Data entries for graphics
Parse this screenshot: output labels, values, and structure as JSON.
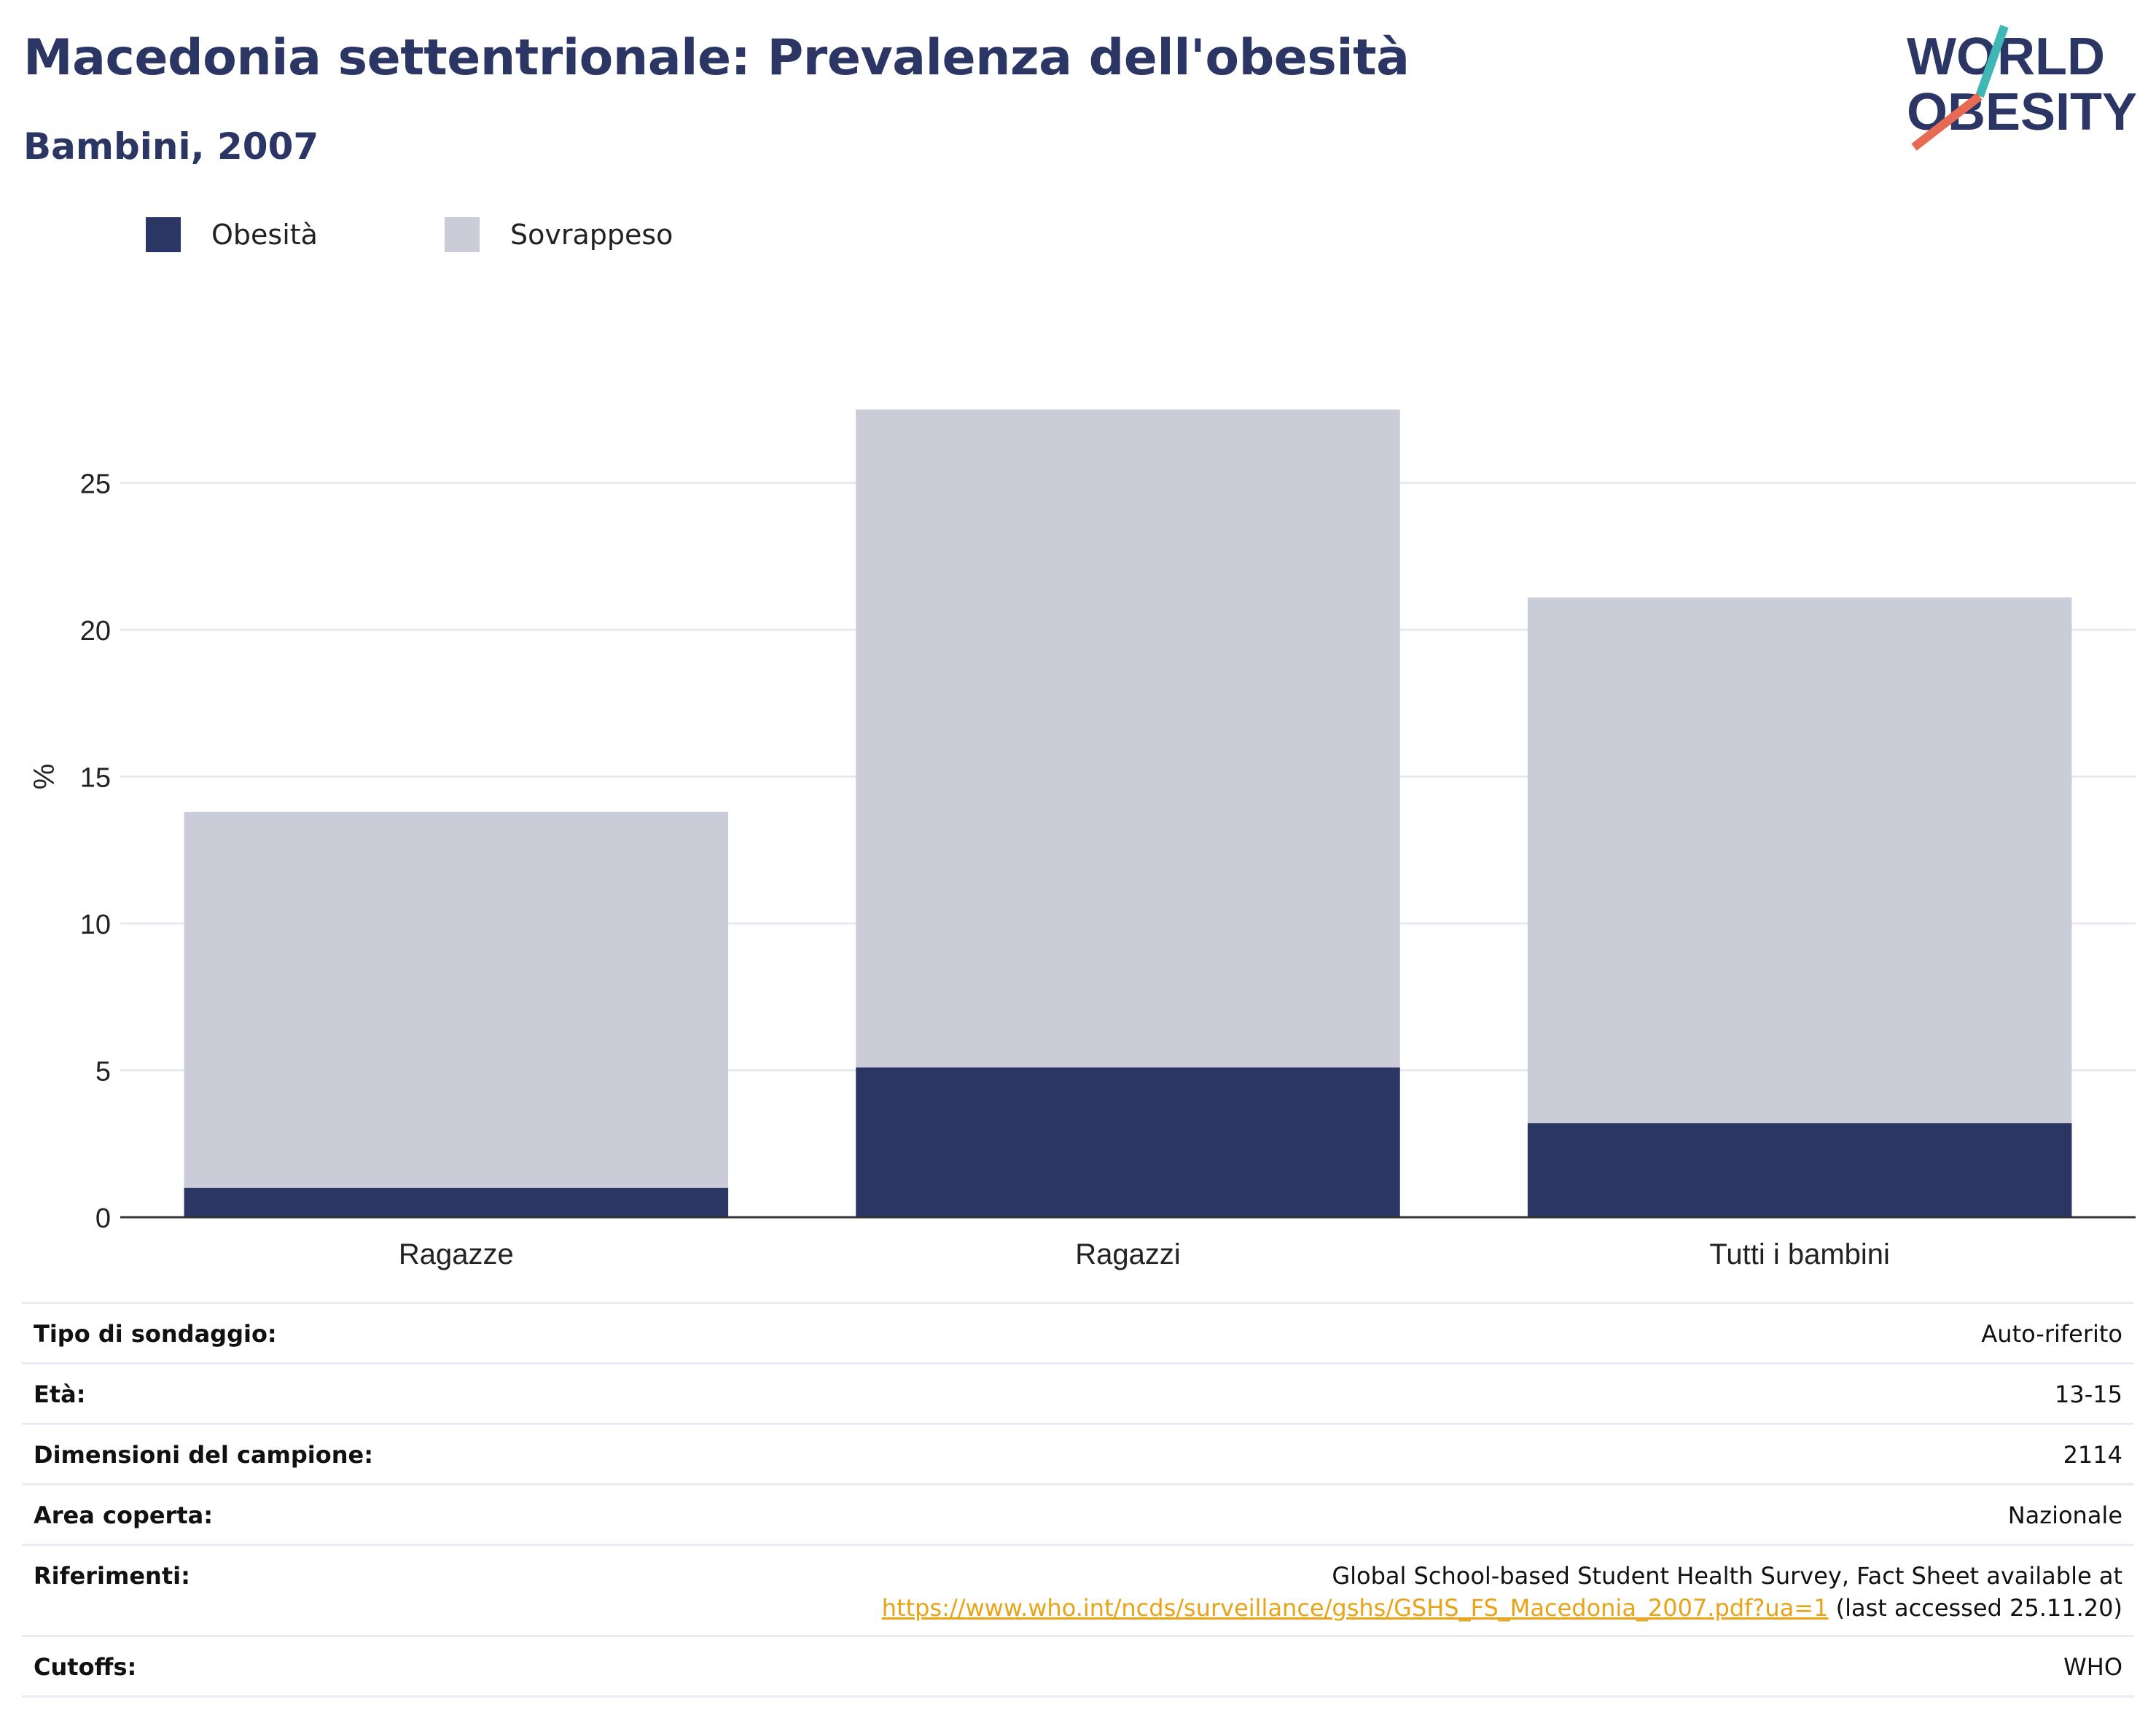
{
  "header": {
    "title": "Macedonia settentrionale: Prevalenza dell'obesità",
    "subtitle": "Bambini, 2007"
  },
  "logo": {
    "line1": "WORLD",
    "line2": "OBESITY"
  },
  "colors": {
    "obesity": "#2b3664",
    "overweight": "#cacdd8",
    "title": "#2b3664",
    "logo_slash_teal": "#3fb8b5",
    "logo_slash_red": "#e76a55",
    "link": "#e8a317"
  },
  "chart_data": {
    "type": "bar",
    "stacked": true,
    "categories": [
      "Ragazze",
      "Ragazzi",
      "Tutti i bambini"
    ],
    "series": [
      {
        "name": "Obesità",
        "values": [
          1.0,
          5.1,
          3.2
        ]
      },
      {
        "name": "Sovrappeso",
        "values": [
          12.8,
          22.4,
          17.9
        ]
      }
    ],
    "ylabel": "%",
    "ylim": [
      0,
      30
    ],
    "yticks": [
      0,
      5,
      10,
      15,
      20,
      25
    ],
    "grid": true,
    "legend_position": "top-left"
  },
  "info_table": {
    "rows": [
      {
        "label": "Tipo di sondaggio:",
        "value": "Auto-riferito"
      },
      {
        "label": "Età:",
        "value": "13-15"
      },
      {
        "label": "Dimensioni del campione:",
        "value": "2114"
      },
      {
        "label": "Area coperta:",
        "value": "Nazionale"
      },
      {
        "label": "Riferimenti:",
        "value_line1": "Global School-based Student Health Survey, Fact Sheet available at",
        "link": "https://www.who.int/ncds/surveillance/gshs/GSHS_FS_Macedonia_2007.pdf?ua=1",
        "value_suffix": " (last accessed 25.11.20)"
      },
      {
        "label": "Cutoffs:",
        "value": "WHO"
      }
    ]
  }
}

What to work on: Keep the pictures out of your copy, and repeat every entry above exactly.

Exercise output:
Parse this screenshot: output labels, values, and structure as JSON.
{
  "header": {
    "title": "Macedonia settentrionale: Prevalenza dell'obesità",
    "subtitle": "Bambini, 2007"
  },
  "logo": {
    "line1": "WORLD",
    "line2": "OBESITY"
  },
  "colors": {
    "obesity": "#2b3664",
    "overweight": "#cacdd8",
    "title": "#2b3664",
    "logo_slash_teal": "#3fb8b5",
    "logo_slash_red": "#e76a55",
    "link": "#e8a317"
  },
  "chart_data": {
    "type": "bar",
    "stacked": true,
    "categories": [
      "Ragazze",
      "Ragazzi",
      "Tutti i bambini"
    ],
    "series": [
      {
        "name": "Obesità",
        "values": [
          1.0,
          5.1,
          3.2
        ]
      },
      {
        "name": "Sovrappeso",
        "values": [
          12.8,
          22.4,
          17.9
        ]
      }
    ],
    "ylabel": "%",
    "ylim": [
      0,
      30
    ],
    "yticks": [
      0,
      5,
      10,
      15,
      20,
      25
    ],
    "grid": true,
    "legend_position": "top-left"
  },
  "info_table": {
    "rows": [
      {
        "label": "Tipo di sondaggio:",
        "value": "Auto-riferito"
      },
      {
        "label": "Età:",
        "value": "13-15"
      },
      {
        "label": "Dimensioni del campione:",
        "value": "2114"
      },
      {
        "label": "Area coperta:",
        "value": "Nazionale"
      },
      {
        "label": "Riferimenti:",
        "value_line1": "Global School-based Student Health Survey, Fact Sheet available at",
        "link": "https://www.who.int/ncds/surveillance/gshs/GSHS_FS_Macedonia_2007.pdf?ua=1",
        "value_suffix": " (last accessed 25.11.20)"
      },
      {
        "label": "Cutoffs:",
        "value": "WHO"
      }
    ]
  }
}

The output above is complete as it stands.